◆ RECORDS FOR THIS TASK ◆
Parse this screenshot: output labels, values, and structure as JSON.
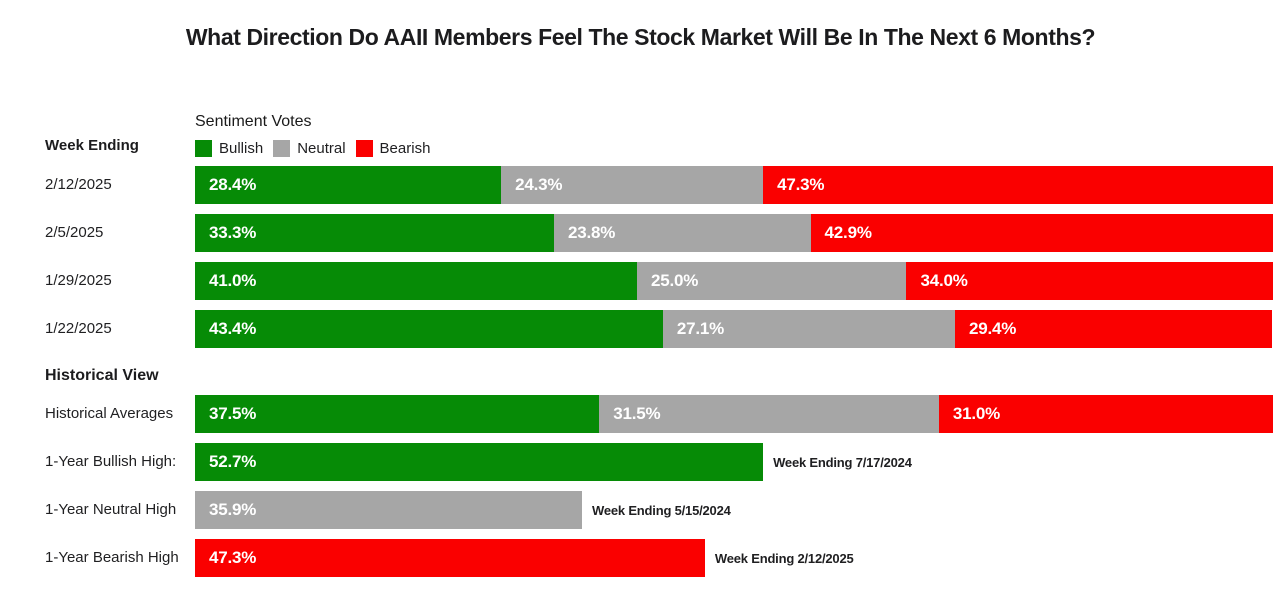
{
  "title": "What Direction Do AAII Members Feel The Stock Market Will Be In The Next 6 Months?",
  "colors": {
    "bullish": "#068B06",
    "neutral": "#A6A6A6",
    "bearish": "#FA0000"
  },
  "legend": {
    "title": "Sentiment Votes",
    "items": [
      {
        "label": "Bullish",
        "series": "bullish"
      },
      {
        "label": "Neutral",
        "series": "neutral"
      },
      {
        "label": "Bearish",
        "series": "bearish"
      }
    ]
  },
  "chart_data": {
    "type": "bar",
    "orientation": "horizontal",
    "stacked": true,
    "unit": "percent",
    "xlim": [
      0,
      100
    ],
    "grid": false,
    "legend_position": "top-left",
    "series_names": [
      "Bullish",
      "Neutral",
      "Bearish"
    ],
    "weekly": {
      "header": "Week Ending",
      "rows": [
        {
          "label": "2/12/2025",
          "values": {
            "bullish": 28.4,
            "neutral": 24.3,
            "bearish": 47.3
          }
        },
        {
          "label": "2/5/2025",
          "values": {
            "bullish": 33.3,
            "neutral": 23.8,
            "bearish": 42.9
          }
        },
        {
          "label": "1/29/2025",
          "values": {
            "bullish": 41.0,
            "neutral": 25.0,
            "bearish": 34.0
          }
        },
        {
          "label": "1/22/2025",
          "values": {
            "bullish": 43.4,
            "neutral": 27.1,
            "bearish": 29.4
          }
        }
      ]
    },
    "historical": {
      "header": "Historical View",
      "rows": [
        {
          "label": "Historical Averages",
          "values": {
            "bullish": 37.5,
            "neutral": 31.5,
            "bearish": 31.0
          }
        },
        {
          "label": "1-Year Bullish High:",
          "values": {
            "bullish": 52.7
          },
          "annotation": "Week Ending 7/17/2024"
        },
        {
          "label": "1-Year Neutral High",
          "values": {
            "neutral": 35.9
          },
          "annotation": "Week Ending 5/15/2024"
        },
        {
          "label": "1-Year Bearish High",
          "values": {
            "bearish": 47.3
          },
          "annotation": "Week Ending 2/12/2025"
        }
      ]
    }
  }
}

◆ WHAT YOU WILL DO ◆
Copy every line of the data word for word, omitting the images.

◆ FULL RESPONSE ◆
Parse this screenshot: output labels, values, and structure as JSON.
{
  "title": "What Direction Do AAII Members Feel The Stock Market Will Be In The Next 6 Months?",
  "colors": {
    "bullish": "#068B06",
    "neutral": "#A6A6A6",
    "bearish": "#FA0000"
  },
  "legend": {
    "title": "Sentiment Votes",
    "items": [
      {
        "label": "Bullish",
        "series": "bullish"
      },
      {
        "label": "Neutral",
        "series": "neutral"
      },
      {
        "label": "Bearish",
        "series": "bearish"
      }
    ]
  },
  "chart_data": {
    "type": "bar",
    "orientation": "horizontal",
    "stacked": true,
    "unit": "percent",
    "xlim": [
      0,
      100
    ],
    "grid": false,
    "legend_position": "top-left",
    "series_names": [
      "Bullish",
      "Neutral",
      "Bearish"
    ],
    "weekly": {
      "header": "Week Ending",
      "rows": [
        {
          "label": "2/12/2025",
          "values": {
            "bullish": 28.4,
            "neutral": 24.3,
            "bearish": 47.3
          }
        },
        {
          "label": "2/5/2025",
          "values": {
            "bullish": 33.3,
            "neutral": 23.8,
            "bearish": 42.9
          }
        },
        {
          "label": "1/29/2025",
          "values": {
            "bullish": 41.0,
            "neutral": 25.0,
            "bearish": 34.0
          }
        },
        {
          "label": "1/22/2025",
          "values": {
            "bullish": 43.4,
            "neutral": 27.1,
            "bearish": 29.4
          }
        }
      ]
    },
    "historical": {
      "header": "Historical View",
      "rows": [
        {
          "label": "Historical Averages",
          "values": {
            "bullish": 37.5,
            "neutral": 31.5,
            "bearish": 31.0
          }
        },
        {
          "label": "1-Year Bullish High:",
          "values": {
            "bullish": 52.7
          },
          "annotation": "Week Ending 7/17/2024"
        },
        {
          "label": "1-Year Neutral High",
          "values": {
            "neutral": 35.9
          },
          "annotation": "Week Ending 5/15/2024"
        },
        {
          "label": "1-Year Bearish High",
          "values": {
            "bearish": 47.3
          },
          "annotation": "Week Ending 2/12/2025"
        }
      ]
    }
  }
}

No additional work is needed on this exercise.